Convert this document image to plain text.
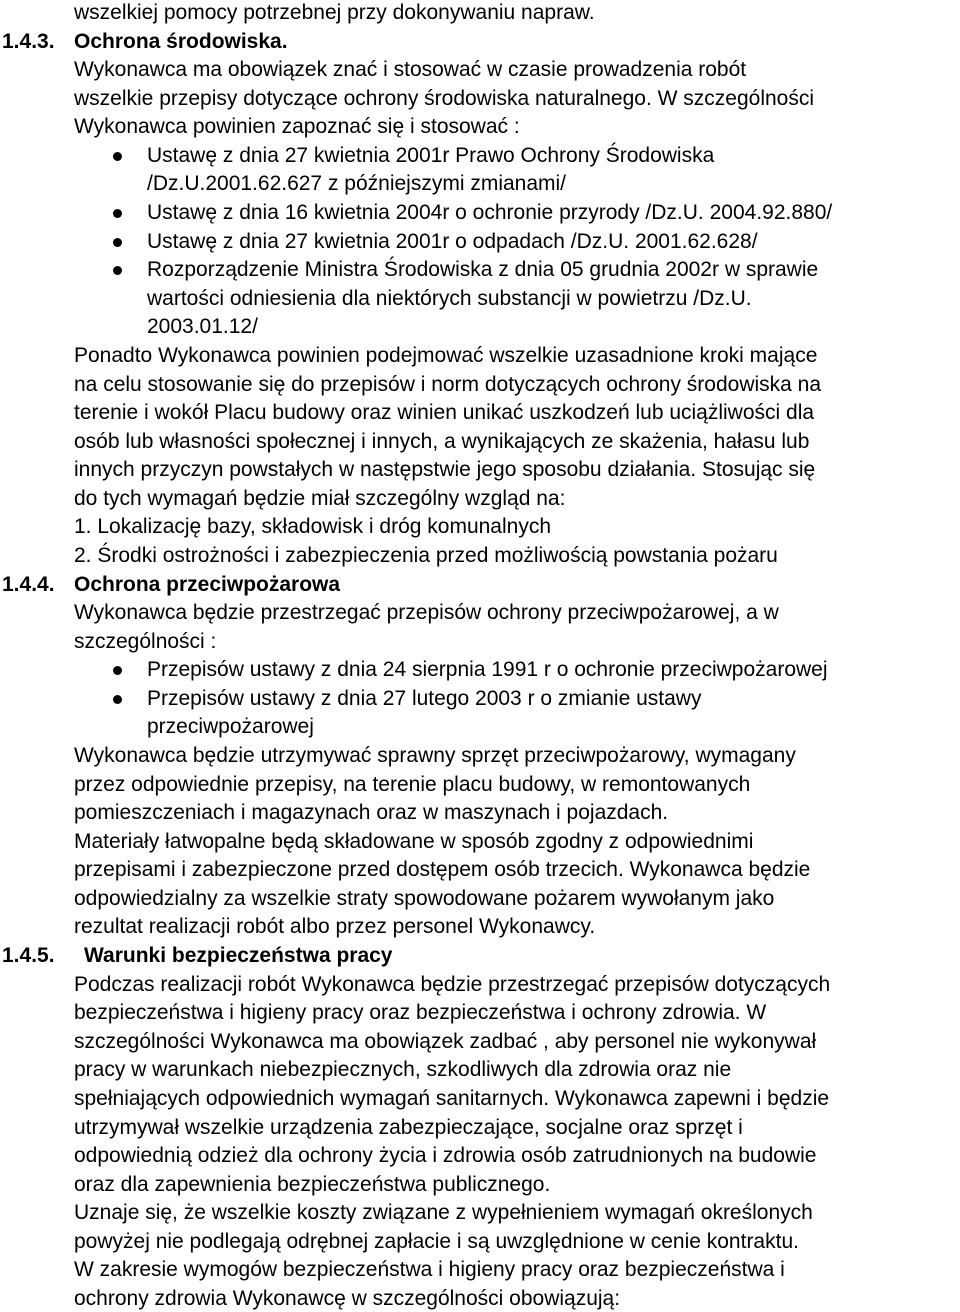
wszelkiej pomocy potrzebnej przy dokonywaniu napraw.
1.4.3. Ochrona środowiska.
Wykonawca ma obowiązek znać i stosować w czasie prowadzenia robót
wszelkie przepisy dotyczące ochrony środowiska naturalnego. W szczególności
Wykonawca powinien zapoznać się i stosować :
Ustawę z dnia 27 kwietnia 2001r Prawo Ochrony Środowiska
/Dz.U.2001.62.627 z późniejszymi zmianami/
Ustawę z dnia 16 kwietnia 2004r o ochronie przyrody /Dz.U. 2004.92.880/
Ustawę z dnia 27 kwietnia 2001r o odpadach /Dz.U. 2001.62.628/
Rozporządzenie Ministra Środowiska z dnia 05 grudnia 2002r w sprawie
wartości odniesienia dla niektórych substancji w powietrzu /Dz.U.
2003.01.12/
Ponadto Wykonawca powinien podejmować wszelkie uzasadnione kroki mające
na celu stosowanie się do przepisów i norm dotyczących ochrony środowiska na
terenie i wokół Placu budowy oraz winien unikać uszkodzeń lub uciążliwości dla
osób lub własności społecznej i innych, a wynikających ze skażenia, hałasu lub
innych przyczyn powstałych w następstwie jego sposobu działania. Stosując się
do tych wymagań będzie miał szczególny wzgląd na:
1. Lokalizację bazy, składowisk i dróg komunalnych
2. Środki ostrożności i zabezpieczenia przed możliwością powstania pożaru
1.4.4. Ochrona przeciwpożarowa
Wykonawca będzie przestrzegać przepisów ochrony przeciwpożarowej, a w
szczególności :
Przepisów ustawy z dnia 24 sierpnia 1991 r o ochronie przeciwpożarowej
Przepisów ustawy z dnia 27 lutego 2003 r o zmianie ustawy
przeciwpożarowej
Wykonawca będzie utrzymywać sprawny sprzęt przeciwpożarowy, wymagany
przez odpowiednie przepisy, na terenie placu budowy, w remontowanych
pomieszczeniach i magazynach oraz w maszynach i pojazdach.
Materiały łatwopalne będą składowane w sposób zgodny z odpowiednimi
przepisami i zabezpieczone przed dostępem osób trzecich. Wykonawca będzie
odpowiedzialny za wszelkie straty spowodowane pożarem wywołanym jako
rezultat realizacji robót albo przez personel Wykonawcy.
1.4.5. Warunki bezpieczeństwa pracy
Podczas realizacji robót Wykonawca będzie przestrzegać przepisów dotyczących
bezpieczeństwa i higieny pracy oraz bezpieczeństwa i ochrony zdrowia. W
szczególności Wykonawca ma obowiązek zadbać , aby personel nie wykonywał
pracy w warunkach niebezpiecznych, szkodliwych dla zdrowia oraz nie
spełniających odpowiednich wymagań sanitarnych. Wykonawca zapewni i będzie
utrzymywał wszelkie urządzenia zabezpieczające, socjalne oraz sprzęt i
odpowiednią odzież dla ochrony życia i zdrowia osób zatrudnionych na budowie
oraz dla zapewnienia bezpieczeństwa publicznego.
Uznaje się, że wszelkie koszty związane z wypełnieniem wymagań określonych
powyżej nie podlegają odrębnej zapłacie i są uwzględnione w cenie kontraktu.
W zakresie wymogów bezpieczeństwa i higieny pracy oraz bezpieczeństwa i
ochrony zdrowia Wykonawcę w szczególności obowiązują:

--

INSTRUCTION :: In your copy of the records, include no pictures; repeat everything else exactly.

COMPLETED TASK ::
Convert this document image to plain text.
wszelkiej pomocy potrzebnej przy dokonywaniu napraw.
1.4.3. Ochrona środowiska.
Wykonawca ma obowiązek znać i stosować w czasie prowadzenia robót
wszelkie przepisy dotyczące ochrony środowiska naturalnego. W szczególności
Wykonawca powinien zapoznać się i stosować :
Ustawę z dnia 27 kwietnia 2001r Prawo Ochrony Środowiska
/Dz.U.2001.62.627 z późniejszymi zmianami/
Ustawę z dnia 16 kwietnia 2004r o ochronie przyrody /Dz.U. 2004.92.880/
Ustawę z dnia 27 kwietnia 2001r o odpadach /Dz.U. 2001.62.628/
Rozporządzenie Ministra Środowiska z dnia 05 grudnia 2002r w sprawie
wartości odniesienia dla niektórych substancji w powietrzu /Dz.U.
2003.01.12/
Ponadto Wykonawca powinien podejmować wszelkie uzasadnione kroki mające
na celu stosowanie się do przepisów i norm dotyczących ochrony środowiska na
terenie i wokół Placu budowy oraz winien unikać uszkodzeń lub uciążliwości dla
osób lub własności społecznej i innych, a wynikających ze skażenia, hałasu lub
innych przyczyn powstałych w następstwie jego sposobu działania. Stosując się
do tych wymagań będzie miał szczególny wzgląd na:
1. Lokalizację bazy, składowisk i dróg komunalnych
2. Środki ostrożności i zabezpieczenia przed możliwością powstania pożaru
1.4.4. Ochrona przeciwpożarowa
Wykonawca będzie przestrzegać przepisów ochrony przeciwpożarowej, a w
szczególności :
Przepisów ustawy z dnia 24 sierpnia 1991 r o ochronie przeciwpożarowej
Przepisów ustawy z dnia 27 lutego 2003 r o zmianie ustawy
przeciwpożarowej
Wykonawca będzie utrzymywać sprawny sprzęt przeciwpożarowy, wymagany
przez odpowiednie przepisy, na terenie placu budowy, w remontowanych
pomieszczeniach i magazynach oraz w maszynach i pojazdach.
Materiały łatwopalne będą składowane w sposób zgodny z odpowiednimi
przepisami i zabezpieczone przed dostępem osób trzecich. Wykonawca będzie
odpowiedzialny za wszelkie straty spowodowane pożarem wywołanym jako
rezultat realizacji robót albo przez personel Wykonawcy.
1.4.5. Warunki bezpieczeństwa pracy
Podczas realizacji robót Wykonawca będzie przestrzegać przepisów dotyczących
bezpieczeństwa i higieny pracy oraz bezpieczeństwa i ochrony zdrowia. W
szczególności Wykonawca ma obowiązek zadbać , aby personel nie wykonywał
pracy w warunkach niebezpiecznych, szkodliwych dla zdrowia oraz nie
spełniających odpowiednich wymagań sanitarnych. Wykonawca zapewni i będzie
utrzymywał wszelkie urządzenia zabezpieczające, socjalne oraz sprzęt i
odpowiednią odzież dla ochrony życia i zdrowia osób zatrudnionych na budowie
oraz dla zapewnienia bezpieczeństwa publicznego.
Uznaje się, że wszelkie koszty związane z wypełnieniem wymagań określonych
powyżej nie podlegają odrębnej zapłacie i są uwzględnione w cenie kontraktu.
W zakresie wymogów bezpieczeństwa i higieny pracy oraz bezpieczeństwa i
ochrony zdrowia Wykonawcę w szczególności obowiązują:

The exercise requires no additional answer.